TEXTE:
________
Source : Le Kali-Yuga ou l’ambivalence de l’âge sombre par Dominique Wohlschlag, éditions de l’Harmattan, collection Théôria
Plusieurs facteurs adjacents peuvent expliquer pourquoi
l’homme moderne se sent vieux. Mentionnons au moins ce fait que depuis la
création de l’homme, voire depuis son « apparition » comme la
qualifient les scientifiques, la conscience humaine n’a cessé d’accumuler des
souvenirs des temps anciens qui se sont comme empilés les uns sur les autres et
que cette circonstance contribue certainement à accentuer le sentiment d’un
vieillissement de l’humanité.
L’exemple de la Grèce est à cet égard des plus
frappants. Car peu après avoir, à l’image de l’Inde, introduit une méditation
« mythologique » sur le temps, elle crée parallèlement avec Hérodote
(cinquième siècle) la notion d’histoire au sens actuel et étymologique
« d’enquête » sur le passé, engendrant ainsi, en mode
« occidental », une autre forme de bilan de vieillesse caractéristique
du kali-yuga. Dès lors, l’invention de l’écriture aidant, la « matière
historique » ne fera que s’accroître. Un Tite-Live n’avait que sept cents
ans d’histoire à raconter à partir de la fondation purement légendaire de Rome.
________
CONSIGNE 1:
Relevez toutes les expressions mises entre guillemets dans le texte sur le kali-yuga.
________
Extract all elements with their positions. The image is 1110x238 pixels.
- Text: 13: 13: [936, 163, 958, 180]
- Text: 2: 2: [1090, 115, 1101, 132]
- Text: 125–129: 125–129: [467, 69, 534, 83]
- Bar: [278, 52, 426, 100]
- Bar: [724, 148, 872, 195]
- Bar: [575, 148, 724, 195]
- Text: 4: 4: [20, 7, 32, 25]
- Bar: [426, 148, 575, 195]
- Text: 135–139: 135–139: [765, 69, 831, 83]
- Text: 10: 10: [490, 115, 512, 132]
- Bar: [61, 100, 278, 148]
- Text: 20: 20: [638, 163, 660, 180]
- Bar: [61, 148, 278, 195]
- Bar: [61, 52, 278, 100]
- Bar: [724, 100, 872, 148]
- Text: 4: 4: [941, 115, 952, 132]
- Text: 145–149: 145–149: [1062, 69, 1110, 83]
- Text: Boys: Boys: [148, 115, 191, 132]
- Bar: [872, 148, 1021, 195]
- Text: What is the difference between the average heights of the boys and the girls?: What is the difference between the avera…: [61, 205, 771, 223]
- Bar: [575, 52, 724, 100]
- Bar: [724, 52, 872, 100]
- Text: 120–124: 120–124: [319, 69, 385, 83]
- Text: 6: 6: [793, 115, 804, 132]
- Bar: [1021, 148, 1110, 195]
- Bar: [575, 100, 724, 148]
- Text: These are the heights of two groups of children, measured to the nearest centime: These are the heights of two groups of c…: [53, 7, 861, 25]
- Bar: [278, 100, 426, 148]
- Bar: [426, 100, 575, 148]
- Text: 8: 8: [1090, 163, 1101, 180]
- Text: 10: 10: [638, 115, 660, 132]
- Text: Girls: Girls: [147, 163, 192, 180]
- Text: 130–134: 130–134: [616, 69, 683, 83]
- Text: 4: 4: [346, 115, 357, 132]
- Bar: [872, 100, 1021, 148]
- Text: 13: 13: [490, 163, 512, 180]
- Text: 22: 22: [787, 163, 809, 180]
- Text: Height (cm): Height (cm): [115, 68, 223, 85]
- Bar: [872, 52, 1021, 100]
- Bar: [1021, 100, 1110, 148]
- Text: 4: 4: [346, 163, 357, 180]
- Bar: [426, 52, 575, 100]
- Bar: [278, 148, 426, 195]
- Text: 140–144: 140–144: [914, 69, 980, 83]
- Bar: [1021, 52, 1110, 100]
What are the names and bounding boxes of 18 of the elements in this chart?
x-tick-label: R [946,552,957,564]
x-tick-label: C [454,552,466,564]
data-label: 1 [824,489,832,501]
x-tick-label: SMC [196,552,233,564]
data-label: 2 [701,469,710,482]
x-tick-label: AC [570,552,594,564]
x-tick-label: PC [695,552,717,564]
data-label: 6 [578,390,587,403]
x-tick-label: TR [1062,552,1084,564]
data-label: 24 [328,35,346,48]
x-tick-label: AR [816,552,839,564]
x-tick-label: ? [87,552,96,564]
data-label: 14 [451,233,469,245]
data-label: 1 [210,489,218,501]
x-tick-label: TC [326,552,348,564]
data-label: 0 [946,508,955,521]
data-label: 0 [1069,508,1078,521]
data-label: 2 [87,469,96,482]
________
CONSIGNE 2:
Comptez les lignes du listing qui contiennent la chaîne « elements » et indiquez seulement ce nombre.

RÉPONSE 1:
« apparition », « mythologique », « d’enquête », « occidental », « matière historique »

RÉPONSE 2:
2